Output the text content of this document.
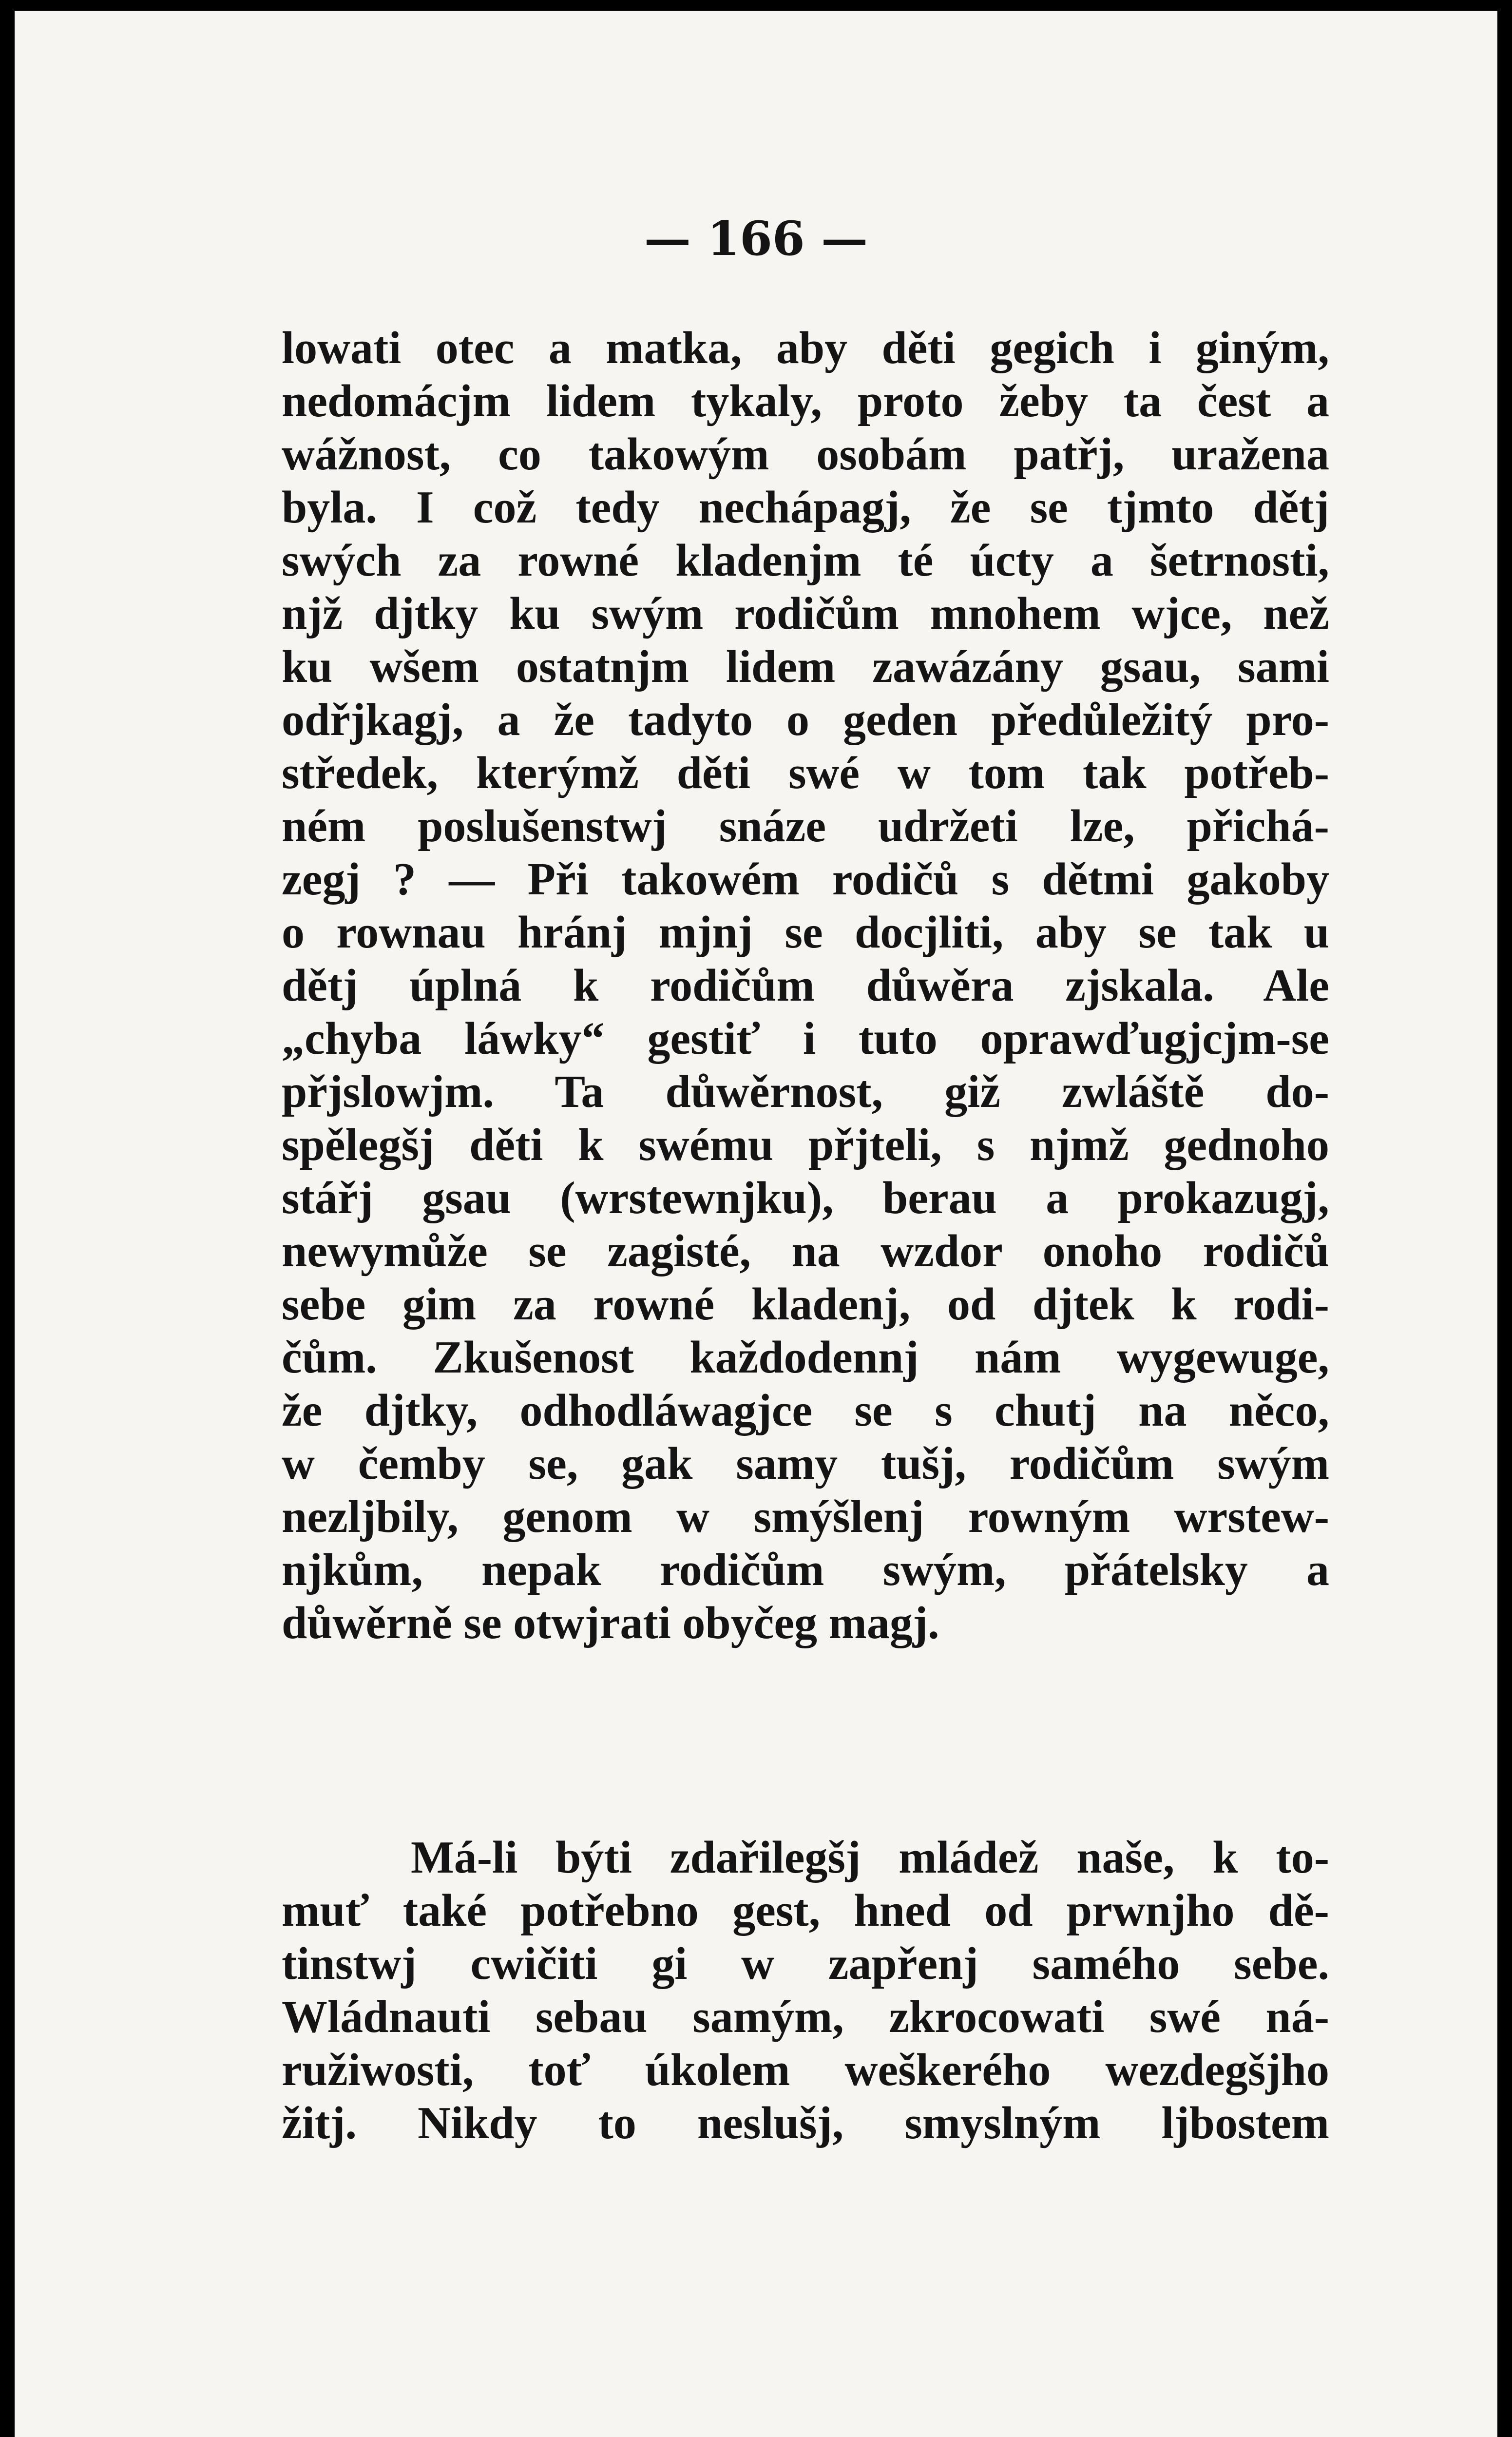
— 166 —
lowati otec a matka, aby děti gegich i giným,
nedomácjm lidem tykaly, proto žeby ta čest a
wážnost, co takowým osobám patřj, uražena
byla. I což tedy nechápagj, že se tjmto dětj
swých za rowné kladenjm té úcty a šetrnosti,
njž djtky ku swým rodičům mnohem wjce, než
ku wšem ostatnjm lidem zawázány gsau, sami
odřjkagj, a že tadyto o geden předůležitý pro-
středek, kterýmž děti swé w tom tak potřeb-
ném poslušenstwj snáze udržeti lze, přichá-
zegj ? — Při takowém rodičů s dětmi gakoby
o rownau hránj mjnj se docjliti, aby se tak u
dětj úplná k rodičům důwěra zjskala. Ale
„chyba láwky“ gestiť i tuto oprawďugjcjm-se
přjslowjm. Ta důwěrnost, giž zwláště do-
spělegšj děti k swému přjteli, s njmž gednoho
stářj gsau (wrstewnjku), berau a prokazugj,
newymůže se zagisté, na wzdor onoho rodičů
sebe gim za rowné kladenj, od djtek k rodi-
čům. Zkušenost každodennj nám wygewuge,
že djtky, odhodláwagjce se s chutj na něco,
w čemby se, gak samy tušj, rodičům swým
nezljbily, genom w smýšlenj rowným wrstew-
njkům, nepak rodičům swým, přátelsky a
důwěrně se otwjrati obyčeg magj.
Má-li býti zdařilegšj mládež naše, k to-
muť také potřebno gest, hned od prwnjho dě-
tinstwj cwičiti gi w zapřenj samého sebe.
Wládnauti sebau samým, zkrocowati swé ná-
ružiwosti, toť úkolem weškerého wezdegšjho
žitj. Nikdy to neslušj, smyslným ljbostem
━━━━━━━━━━━━━━━━━━━━━━━━━━━━━━
The job is to copy each line from the material above that holds the word "sebe".

== Exercise result ==
sebe gim za rowné kladenj, od djtek k rodi-
tinstwj cwičiti gi w zapřenj samého sebe.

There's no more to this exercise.